#### MATERIAL PROVIDED ####

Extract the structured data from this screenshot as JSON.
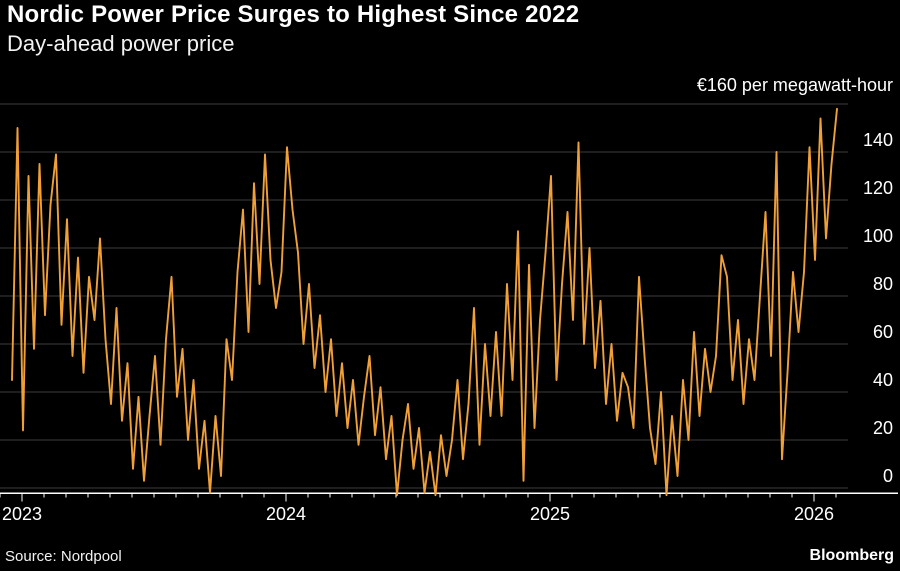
{
  "header": {
    "title": "Nordic Power Price Surges to Highest Since 2022",
    "subtitle": "Day-ahead power price"
  },
  "footer": {
    "source": "Source: Nordpool",
    "brand": "Bloomberg"
  },
  "chart_data": {
    "type": "line",
    "title": "Nordic Power Price Surges to Highest Since 2022",
    "subtitle": "Day-ahead power price",
    "unit_label": "€160 per megawatt-hour",
    "currency_unit": "EUR per megawatt-hour",
    "ylim": [
      0,
      160
    ],
    "y_ticks": [
      0,
      20,
      40,
      60,
      80,
      100,
      120,
      140
    ],
    "y_top_gridline": 160,
    "x_year_labels": [
      "2023",
      "2024",
      "2025",
      "2026"
    ],
    "x_years_numeric": [
      2023,
      2024,
      2025,
      2026
    ],
    "grid": true,
    "legend_position": "none",
    "line_color": "#F0A037",
    "grid_color": "#3c3c3c",
    "axis_color": "#ffffff",
    "background_color": "#000000",
    "series": [
      {
        "name": "Day-ahead power price",
        "color": "#F0A037",
        "x_start_year": 2022.9621,
        "x_step_years": 0.0208333,
        "values": [
          45,
          150,
          24,
          130,
          58,
          135,
          72,
          118,
          139,
          68,
          112,
          55,
          96,
          48,
          88,
          70,
          104,
          62,
          35,
          75,
          28,
          52,
          8,
          38,
          3,
          30,
          55,
          18,
          62,
          88,
          38,
          58,
          20,
          45,
          8,
          28,
          -2,
          30,
          5,
          62,
          45,
          90,
          116,
          65,
          127,
          85,
          139,
          95,
          75,
          90,
          142,
          116,
          98,
          60,
          85,
          50,
          72,
          40,
          62,
          30,
          52,
          25,
          45,
          18,
          38,
          55,
          22,
          42,
          12,
          30,
          -3,
          20,
          35,
          8,
          25,
          -2,
          15,
          -3,
          22,
          5,
          20,
          45,
          12,
          35,
          75,
          18,
          60,
          30,
          65,
          30,
          85,
          45,
          107,
          3,
          93,
          25,
          70,
          98,
          130,
          45,
          85,
          115,
          70,
          144,
          60,
          100,
          50,
          78,
          35,
          60,
          28,
          48,
          42,
          25,
          88,
          55,
          25,
          10,
          40,
          -3,
          30,
          5,
          45,
          20,
          65,
          30,
          58,
          40,
          55,
          97,
          88,
          45,
          70,
          35,
          62,
          45,
          80,
          115,
          55,
          140,
          12,
          48,
          90,
          65,
          90,
          142,
          95,
          154,
          104,
          135,
          158
        ]
      }
    ]
  }
}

####

■ **EXERCISE**:
All of the material above should be reproduced exactly, except the pictures.

■ **RESULT OF THIS EXERCISE**:
Extract the structured data from this screenshot as JSON.
{
  "header": {
    "title": "Nordic Power Price Surges to Highest Since 2022",
    "subtitle": "Day-ahead power price"
  },
  "footer": {
    "source": "Source: Nordpool",
    "brand": "Bloomberg"
  },
  "chart_data": {
    "type": "line",
    "title": "Nordic Power Price Surges to Highest Since 2022",
    "subtitle": "Day-ahead power price",
    "unit_label": "€160 per megawatt-hour",
    "currency_unit": "EUR per megawatt-hour",
    "ylim": [
      0,
      160
    ],
    "y_ticks": [
      0,
      20,
      40,
      60,
      80,
      100,
      120,
      140
    ],
    "y_top_gridline": 160,
    "x_year_labels": [
      "2023",
      "2024",
      "2025",
      "2026"
    ],
    "x_years_numeric": [
      2023,
      2024,
      2025,
      2026
    ],
    "grid": true,
    "legend_position": "none",
    "line_color": "#F0A037",
    "grid_color": "#3c3c3c",
    "axis_color": "#ffffff",
    "background_color": "#000000",
    "series": [
      {
        "name": "Day-ahead power price",
        "color": "#F0A037",
        "x_start_year": 2022.9621,
        "x_step_years": 0.0208333,
        "values": [
          45,
          150,
          24,
          130,
          58,
          135,
          72,
          118,
          139,
          68,
          112,
          55,
          96,
          48,
          88,
          70,
          104,
          62,
          35,
          75,
          28,
          52,
          8,
          38,
          3,
          30,
          55,
          18,
          62,
          88,
          38,
          58,
          20,
          45,
          8,
          28,
          -2,
          30,
          5,
          62,
          45,
          90,
          116,
          65,
          127,
          85,
          139,
          95,
          75,
          90,
          142,
          116,
          98,
          60,
          85,
          50,
          72,
          40,
          62,
          30,
          52,
          25,
          45,
          18,
          38,
          55,
          22,
          42,
          12,
          30,
          -3,
          20,
          35,
          8,
          25,
          -2,
          15,
          -3,
          22,
          5,
          20,
          45,
          12,
          35,
          75,
          18,
          60,
          30,
          65,
          30,
          85,
          45,
          107,
          3,
          93,
          25,
          70,
          98,
          130,
          45,
          85,
          115,
          70,
          144,
          60,
          100,
          50,
          78,
          35,
          60,
          28,
          48,
          42,
          25,
          88,
          55,
          25,
          10,
          40,
          -3,
          30,
          5,
          45,
          20,
          65,
          30,
          58,
          40,
          55,
          97,
          88,
          45,
          70,
          35,
          62,
          45,
          80,
          115,
          55,
          140,
          12,
          48,
          90,
          65,
          90,
          142,
          95,
          154,
          104,
          135,
          158
        ]
      }
    ]
  }
}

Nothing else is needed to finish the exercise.